◆ **Study text**
So what do we expect from McGehee? That is hard to peg as he has been a National League player for his entire career. He has played for the Cubs, Brewers and Pirates. McGehee was acquired mostly to serve as a stopgap for Alex Rodriguez at third with A-Rod out for six to eight weeks with a fractured bone in his hand. McGehee will likely platoon with Eric Chavez at third and the duo will give the Yankees very good defense at that corner no matter who plays. McGehee has had very positive fielding metrics the past two seasons. He had a low fielding percentage in 2011 with twenty errors, but his overall fielding was still regarded as above league standard.
So, McGehee will hold his own on defense. What about offense? His splits the last couple of seasons have strongly favored his right-handed bat against left-handed pitching. But his overall career numbers show a much closer balance between the splits. What is obvious from the splits is that he is a much more patient hitter against left-handed pitching. His walk rate is almost twelve percent against left-handers this season compared to six and a half percent against right-handed pitching. He will strike out twenty percent of the time no matter who is pitching and from which hand.
McGehee has also shown more power against lefties as his ISO is double what it is against right-handed pitching. Overall, his numbers, if consistent with the Yankees, show an effective right-handed bat against left-handed pitching with an OPS against such pitching of .807 and a wOBA of .348. That wOBA is forty points higher than last year when he had a brutal season, but not out of line with his career numbers.
Speaking of career numbers, Casey McGehee’s career wOBA against left-handed pitching is only three points higher than Jayson Nix, so offensively, he is not an upgrade over Nix. His presence will give the Yankees more options with Nix against left-handed pitching as Nix can play anywhere on the field. It would not be a surprise to see Nix in left on occasion against certain left-handed pitching now that the Yankees have McGehee to cover third.
The Yankees do not need McGehee to be great, though a hot streak would be welcome. They simply need him to capably play third and hit reasonably well against lefties, something he has shown he has a chance of doing.

◆ **What to work on**
1) From the text on Casey McGehee, return word for word the part that opens with the words containing "So what do we" and closes with "above league standard.".
2) According to the text on Casey McGehee, what injury is keeping Alex Rodriguez out?
3) List every baseball player named in the text on Casey McGehee.

◆ **Supplied information**

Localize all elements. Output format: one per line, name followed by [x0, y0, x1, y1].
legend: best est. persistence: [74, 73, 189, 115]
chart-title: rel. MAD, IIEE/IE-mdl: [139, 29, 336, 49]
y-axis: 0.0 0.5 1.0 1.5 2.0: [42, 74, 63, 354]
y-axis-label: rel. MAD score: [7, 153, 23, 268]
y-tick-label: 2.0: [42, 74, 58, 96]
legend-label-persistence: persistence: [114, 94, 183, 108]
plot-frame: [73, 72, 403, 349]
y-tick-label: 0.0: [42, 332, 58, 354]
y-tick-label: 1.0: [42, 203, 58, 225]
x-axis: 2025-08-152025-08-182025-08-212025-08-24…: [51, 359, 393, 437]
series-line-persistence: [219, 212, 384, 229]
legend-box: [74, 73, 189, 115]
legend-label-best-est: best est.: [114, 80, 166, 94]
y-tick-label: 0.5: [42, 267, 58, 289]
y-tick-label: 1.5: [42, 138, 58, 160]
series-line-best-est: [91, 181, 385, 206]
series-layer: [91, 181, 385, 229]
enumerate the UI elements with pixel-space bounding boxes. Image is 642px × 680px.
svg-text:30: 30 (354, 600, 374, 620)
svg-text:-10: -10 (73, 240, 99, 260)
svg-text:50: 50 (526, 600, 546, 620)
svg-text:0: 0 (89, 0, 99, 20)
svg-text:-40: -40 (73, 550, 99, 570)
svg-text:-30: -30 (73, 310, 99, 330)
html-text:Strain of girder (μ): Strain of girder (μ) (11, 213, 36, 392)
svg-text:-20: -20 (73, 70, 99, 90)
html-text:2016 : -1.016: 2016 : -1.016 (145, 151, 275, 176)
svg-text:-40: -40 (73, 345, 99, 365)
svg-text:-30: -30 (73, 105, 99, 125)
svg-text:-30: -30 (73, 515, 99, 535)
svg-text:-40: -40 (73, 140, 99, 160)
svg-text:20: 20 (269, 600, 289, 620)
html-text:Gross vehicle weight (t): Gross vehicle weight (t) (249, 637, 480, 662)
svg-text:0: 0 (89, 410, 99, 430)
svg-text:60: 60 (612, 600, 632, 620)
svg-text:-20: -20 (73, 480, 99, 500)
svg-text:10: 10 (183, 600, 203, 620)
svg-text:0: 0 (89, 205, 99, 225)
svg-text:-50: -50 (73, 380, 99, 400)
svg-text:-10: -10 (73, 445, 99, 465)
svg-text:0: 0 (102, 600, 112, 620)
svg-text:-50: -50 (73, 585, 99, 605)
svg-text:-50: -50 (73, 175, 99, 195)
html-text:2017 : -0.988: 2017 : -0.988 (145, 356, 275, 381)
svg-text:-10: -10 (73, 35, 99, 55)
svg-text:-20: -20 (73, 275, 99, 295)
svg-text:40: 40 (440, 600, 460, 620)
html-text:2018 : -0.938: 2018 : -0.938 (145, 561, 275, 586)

◆ **Responses by task**
1)
So what do we expect from McGehee? That is hard to peg as he has been a National League player for his entire career. He has played for the Cubs, Brewers and Pirates. McGehee was acquired mostly to serve as a stopgap for Alex Rodriguez at third with A-Rod out for six to eight weeks with a fractured bone in his hand. McGehee will likely platoon with Eric Chavez at third and the duo will give the Yankees very good defense at that corner no matter who plays. McGehee has had very positive fielding metrics the past two seasons. He had a low fielding percentage in 2011 with twenty errors, but his overall fielding was still regarded as above league standard.

2) A fractured bone in his hand.

3) Casey McGehee, Alex Rodriguez (A-Rod), Eric Chavez, Jayson Nix